## Problem to solve
Using the data below, determine the number of lines that include the string "JSON". Write only that number.

## Items from a data source
begin

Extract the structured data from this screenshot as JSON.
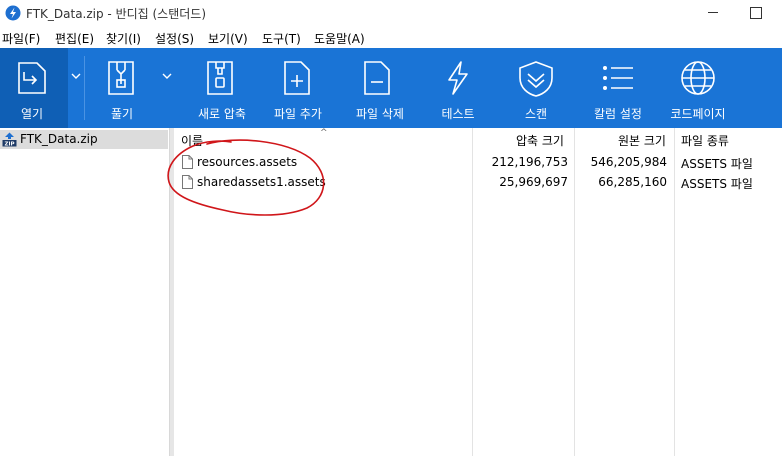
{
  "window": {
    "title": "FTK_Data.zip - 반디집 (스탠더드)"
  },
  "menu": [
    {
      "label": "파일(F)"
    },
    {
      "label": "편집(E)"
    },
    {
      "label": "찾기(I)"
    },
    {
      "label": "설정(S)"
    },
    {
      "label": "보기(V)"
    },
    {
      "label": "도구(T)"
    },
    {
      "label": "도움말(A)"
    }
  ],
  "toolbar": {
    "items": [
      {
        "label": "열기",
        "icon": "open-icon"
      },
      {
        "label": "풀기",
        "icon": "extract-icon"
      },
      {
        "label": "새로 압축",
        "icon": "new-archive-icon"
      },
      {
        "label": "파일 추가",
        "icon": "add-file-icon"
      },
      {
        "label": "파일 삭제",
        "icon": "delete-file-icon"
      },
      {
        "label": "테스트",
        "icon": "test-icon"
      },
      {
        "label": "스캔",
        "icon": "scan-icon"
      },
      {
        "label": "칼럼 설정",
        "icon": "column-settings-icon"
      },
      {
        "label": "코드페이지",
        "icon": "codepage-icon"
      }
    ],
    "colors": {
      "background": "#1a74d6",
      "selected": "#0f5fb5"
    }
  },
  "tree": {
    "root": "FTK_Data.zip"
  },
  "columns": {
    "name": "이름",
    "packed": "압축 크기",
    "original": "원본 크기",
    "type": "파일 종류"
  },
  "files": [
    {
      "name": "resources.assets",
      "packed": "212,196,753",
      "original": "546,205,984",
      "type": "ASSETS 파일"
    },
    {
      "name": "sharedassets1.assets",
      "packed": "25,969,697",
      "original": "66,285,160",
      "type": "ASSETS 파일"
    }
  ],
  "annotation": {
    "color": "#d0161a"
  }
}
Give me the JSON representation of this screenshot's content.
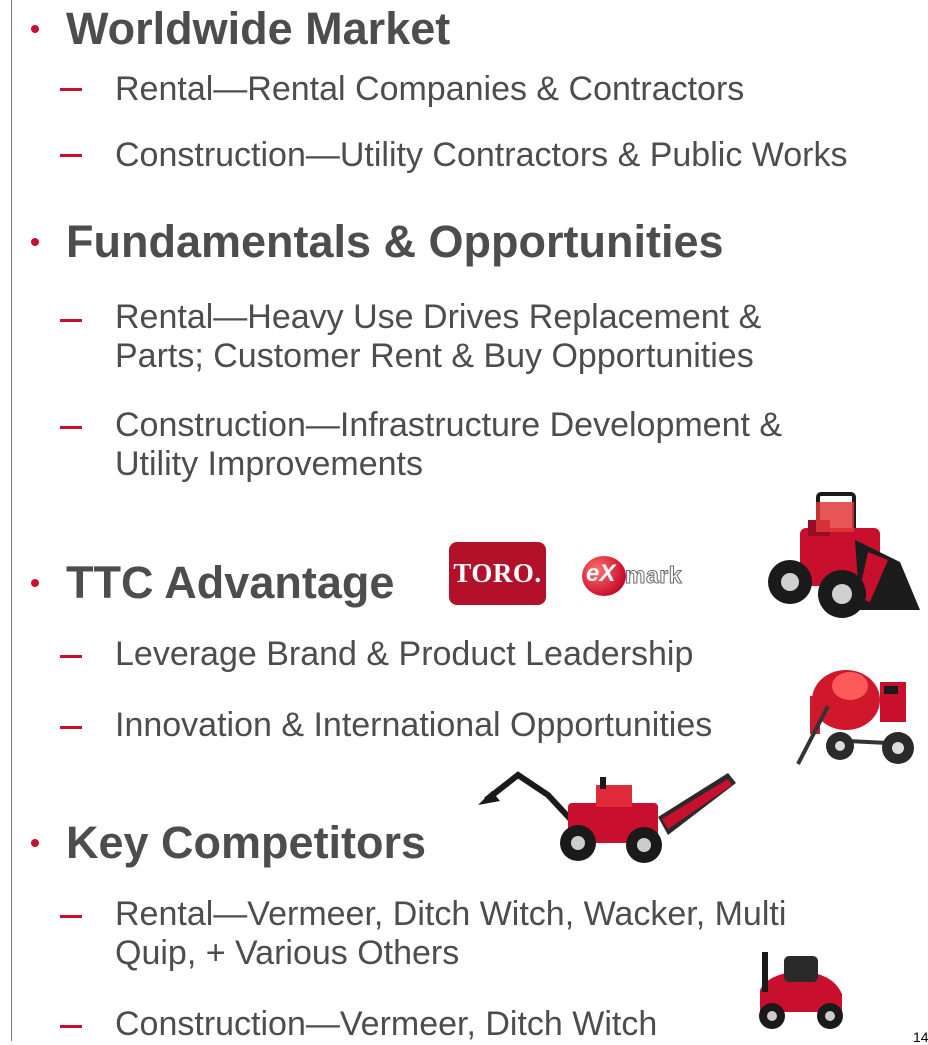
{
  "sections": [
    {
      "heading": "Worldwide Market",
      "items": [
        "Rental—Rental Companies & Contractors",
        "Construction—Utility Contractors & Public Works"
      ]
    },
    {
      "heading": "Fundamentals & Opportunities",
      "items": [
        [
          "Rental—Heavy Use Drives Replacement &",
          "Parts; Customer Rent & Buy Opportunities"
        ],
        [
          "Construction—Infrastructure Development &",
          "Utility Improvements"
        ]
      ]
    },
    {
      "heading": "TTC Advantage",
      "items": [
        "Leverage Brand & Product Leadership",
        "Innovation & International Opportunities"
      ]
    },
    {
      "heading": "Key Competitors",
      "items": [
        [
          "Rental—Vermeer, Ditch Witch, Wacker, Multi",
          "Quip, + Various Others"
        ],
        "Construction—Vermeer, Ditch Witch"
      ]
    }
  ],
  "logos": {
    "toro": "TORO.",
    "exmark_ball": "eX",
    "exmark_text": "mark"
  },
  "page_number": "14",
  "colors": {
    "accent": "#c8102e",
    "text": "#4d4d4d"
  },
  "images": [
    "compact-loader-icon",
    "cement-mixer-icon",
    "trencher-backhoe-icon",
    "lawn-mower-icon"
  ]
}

end

## Correct output
2